§ **Problem**:
Exactly reproduce the lines from the line bearing "Extract all readable text from this page." through the end of the listing, inclusive of both; pictures are to be omitted.

§ **Supplied material**:

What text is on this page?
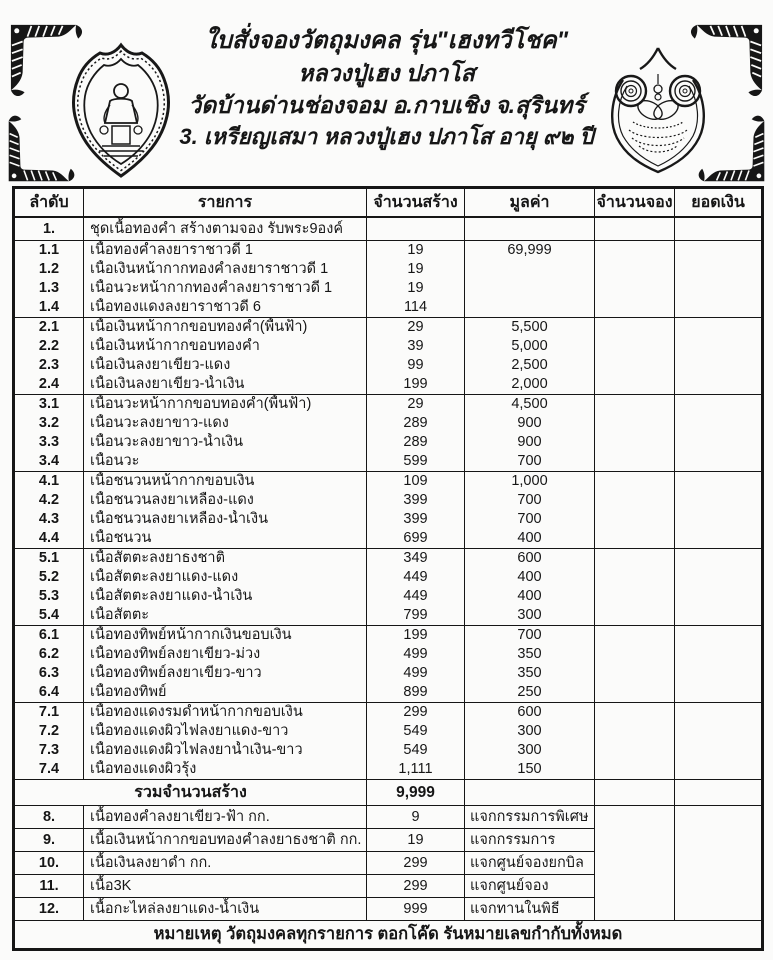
ใบสั่งจองวัตถุมงคล รุ่น"เฮงทวีโชค"
หลวงปู่เฮง ปภาโส
วัดบ้านด่านช่องจอม อ.กาบเชิง จ.สุรินทร์
3. เหรียญเสมา หลวงปู่เฮง ปภาโส อายุ ๙๒ ปี
ลำดับ	รายการ	จำนวนสร้าง	มูลค่า	จำนวนจอง	ยอดเงิน
1.	ชุดเนื้อทองคำ สร้างตามจอง รับพระ9องค์				
1.1	เนื้อทองคำลงยาราชาวดี 1	19	69,999		
1.2	เนื้อเงินหน้ากากทองคำลงยาราชาวดี 1	19			
1.3	เนื้อนวะหน้ากากทองคำลงยาราชาวดี 1	19			
1.4	เนื้อทองแดงลงยาราชาวดี 6	114			
2.1	เนื้อเงินหน้ากากขอบทองคำ(พื้นฟ้า)	29	5,500		
2.2	เนื้อเงินหน้ากากขอบทองคำ	39	5,000		
2.3	เนื้อเงินลงยาเขียว-แดง	99	2,500		
2.4	เนื้อเงินลงยาเขียว-น้ำเงิน	199	2,000		
3.1	เนื้อนวะหน้ากากขอบทองคำ(พื้นฟ้า)	29	4,500		
3.2	เนื้อนวะลงยาขาว-แดง	289	900		
3.3	เนื้อนวะลงยาขาว-น้ำเงิน	289	900		
3.4	เนื้อนวะ	599	700		
4.1	เนื้อชนวนหน้ากากขอบเงิน	109	1,000		
4.2	เนื้อชนวนลงยาเหลือง-แดง	399	700		
4.3	เนื้อชนวนลงยาเหลือง-น้ำเงิน	399	700		
4.4	เนื้อชนวน	699	400		
5.1	เนื้อสัตตะลงยาธงชาติ	349	600		
5.2	เนื้อสัตตะลงยาแดง-แดง	449	400		
5.3	เนื้อสัตตะลงยาแดง-น้ำเงิน	449	400		
5.4	เนื้อสัตตะ	799	300		
6.1	เนื้อทองทิพย์หน้ากากเงินขอบเงิน	199	700		
6.2	เนื้อทองทิพย์ลงยาเขียว-ม่วง	499	350		
6.3	เนื้อทองทิพย์ลงยาเขียว-ขาว	499	350		
6.4	เนื้อทองทิพย์	899	250		
7.1	เนื้อทองแดงรมดำหน้ากากขอบเงิน	299	600		
7.2	เนื้อทองแดงผิวไฟลงยาแดง-ขาว	549	300		
7.3	เนื้อทองแดงผิวไฟลงยาน้ำเงิน-ขาว	549	300		
7.4	เนื้อทองแดงผิวรุ้ง	1,111	150		
รวมจำนวนสร้าง		9,999			
8.	เนื้อทองคำลงยาเขียว-ฟ้า กก.	9	แจกกรรมการพิเศษ		
9.	เนื้อเงินหน้ากากขอบทองคำลงยาธงชาติ กก.	19	แจกกรรมการ		
10.	เนื้อเงินลงยาดำ กก.	299	แจกศูนย์จองยกบิล		
11.	เนื้อ3K	299	แจกศูนย์จอง		
12.	เนื้อกะไหล่ลงยาแดง-น้ำเงิน	999	แจกทานในพิธี		
หมายเหตุ วัตถุมงคลทุกรายการ ตอกโค๊ด รันหมายเลขกำกับทั้งหมด					
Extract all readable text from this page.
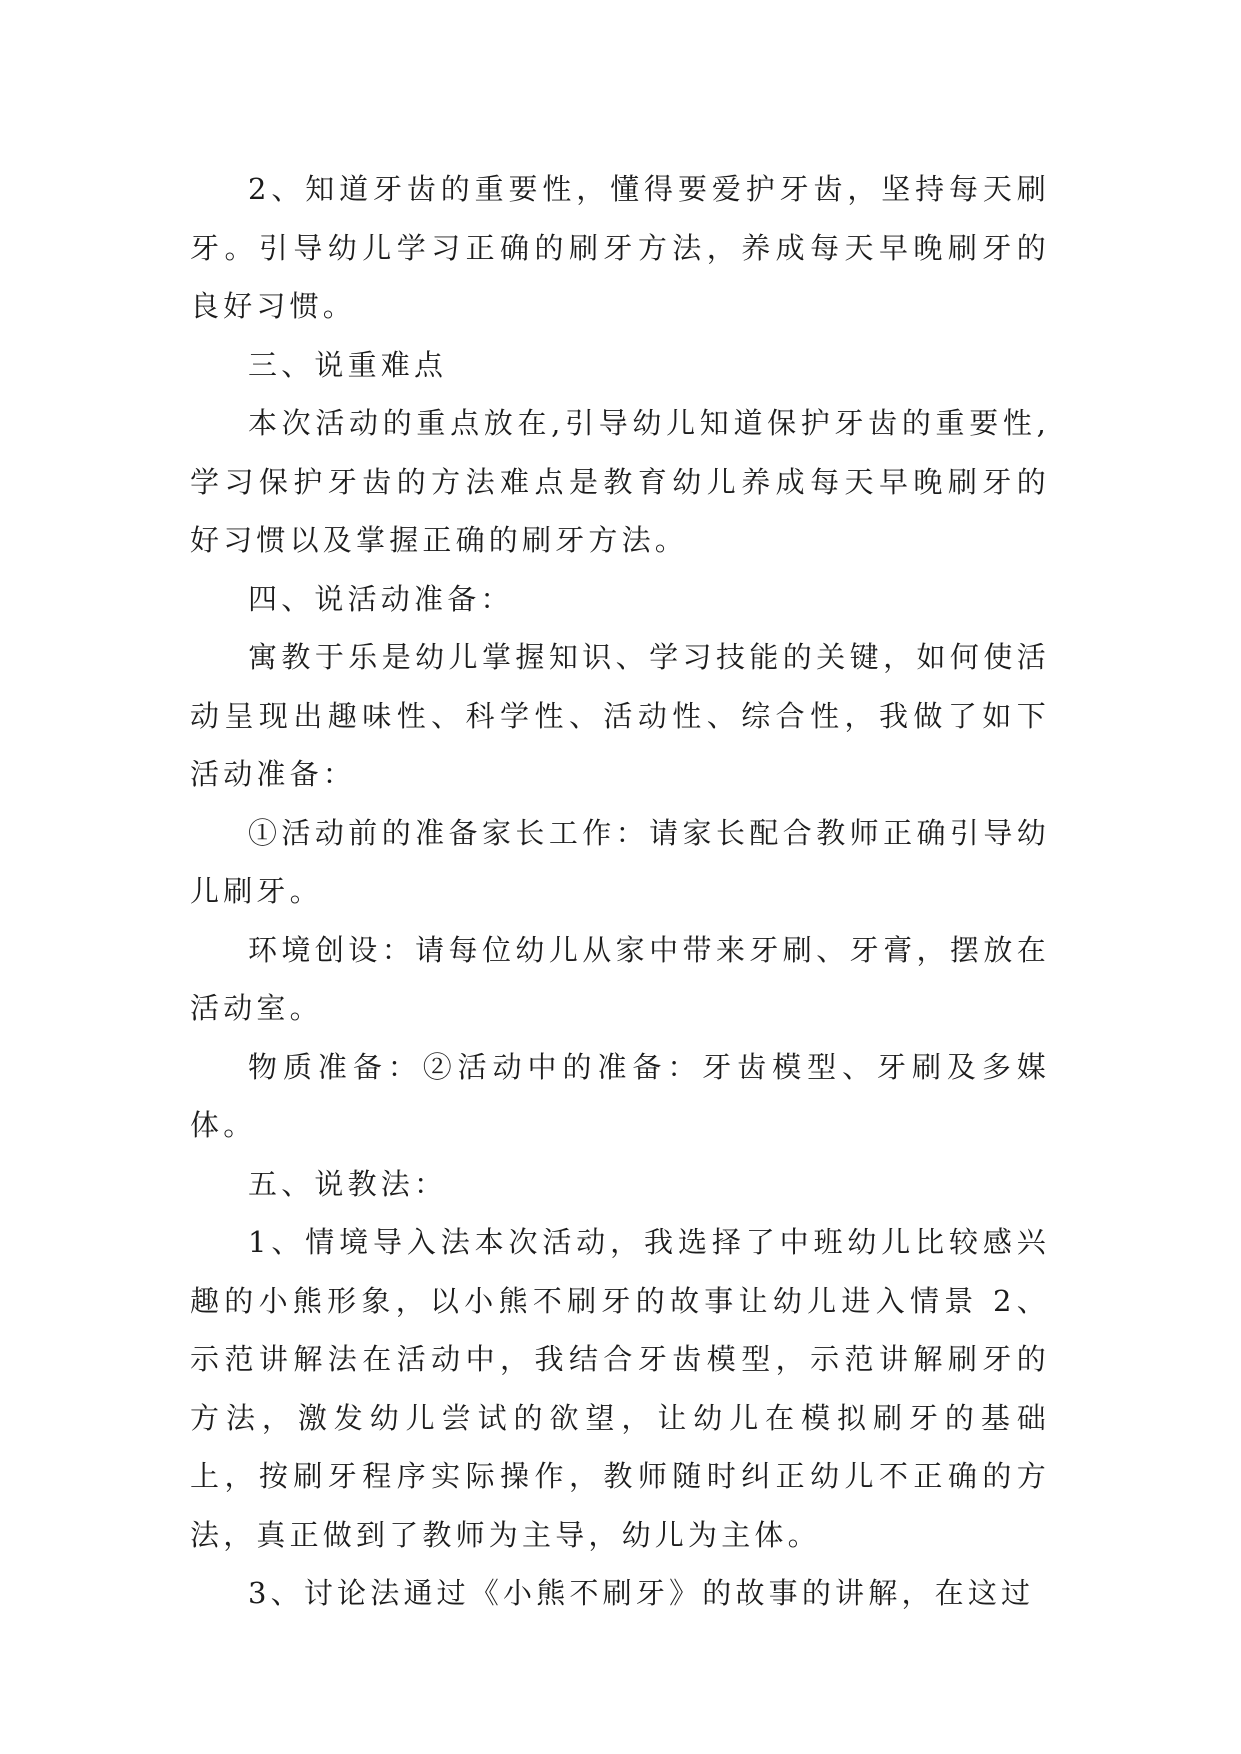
2、知道牙齿的重要性，懂得要爱护牙齿，坚持每天刷牙。引导幼儿学习正确的刷牙方法，养成每天早晚刷牙的良好习惯。

三、说重难点

本次活动的重点放在,引导幼儿知道保护牙齿的重要性,学习保护牙齿的方法难点是教育幼儿养成每天早晚刷牙的好习惯以及掌握正确的刷牙方法。

四、说活动准备：

寓教于乐是幼儿掌握知识、学习技能的关键，如何使活动呈现出趣味性、科学性、活动性、综合性，我做了如下活动准备：

①活动前的准备家长工作：请家长配合教师正确引导幼儿刷牙。

环境创设：请每位幼儿从家中带来牙刷、牙膏，摆放在活动室。

物质准备：②活动中的准备：牙齿模型、牙刷及多媒体。

五、说教法：

1、情境导入法本次活动，我选择了中班幼儿比较感兴趣的小熊形象，以小熊不刷牙的故事让幼儿进入情景 2、示范讲解法在活动中，我结合牙齿模型，示范讲解刷牙的方法，激发幼儿尝试的欲望，让幼儿在模拟刷牙的基础上，按刷牙程序实际操作，教师随时纠正幼儿不正确的方法，真正做到了教师为主导，幼儿为主体。

3、讨论法通过《小熊不刷牙》的故事的讲解，在这过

§ **Expected answer**:
Extract all readable text from this page.
2、知道牙齿的重要性，懂得要爱护牙齿，坚持每天刷牙。引导幼儿学习正确的刷牙方法，养成每天早晚刷牙的良好习惯。

三、说重难点

本次活动的重点放在,引导幼儿知道保护牙齿的重要性,学习保护牙齿的方法难点是教育幼儿养成每天早晚刷牙的好习惯以及掌握正确的刷牙方法。

四、说活动准备：

寓教于乐是幼儿掌握知识、学习技能的关键，如何使活动呈现出趣味性、科学性、活动性、综合性，我做了如下活动准备：

①活动前的准备家长工作：请家长配合教师正确引导幼儿刷牙。

环境创设：请每位幼儿从家中带来牙刷、牙膏，摆放在活动室。

物质准备：②活动中的准备：牙齿模型、牙刷及多媒体。

五、说教法：

1、情境导入法本次活动，我选择了中班幼儿比较感兴趣的小熊形象，以小熊不刷牙的故事让幼儿进入情景 2、示范讲解法在活动中，我结合牙齿模型，示范讲解刷牙的方法，激发幼儿尝试的欲望，让幼儿在模拟刷牙的基础上，按刷牙程序实际操作，教师随时纠正幼儿不正确的方法，真正做到了教师为主导，幼儿为主体。

3、讨论法通过《小熊不刷牙》的故事的讲解，在这过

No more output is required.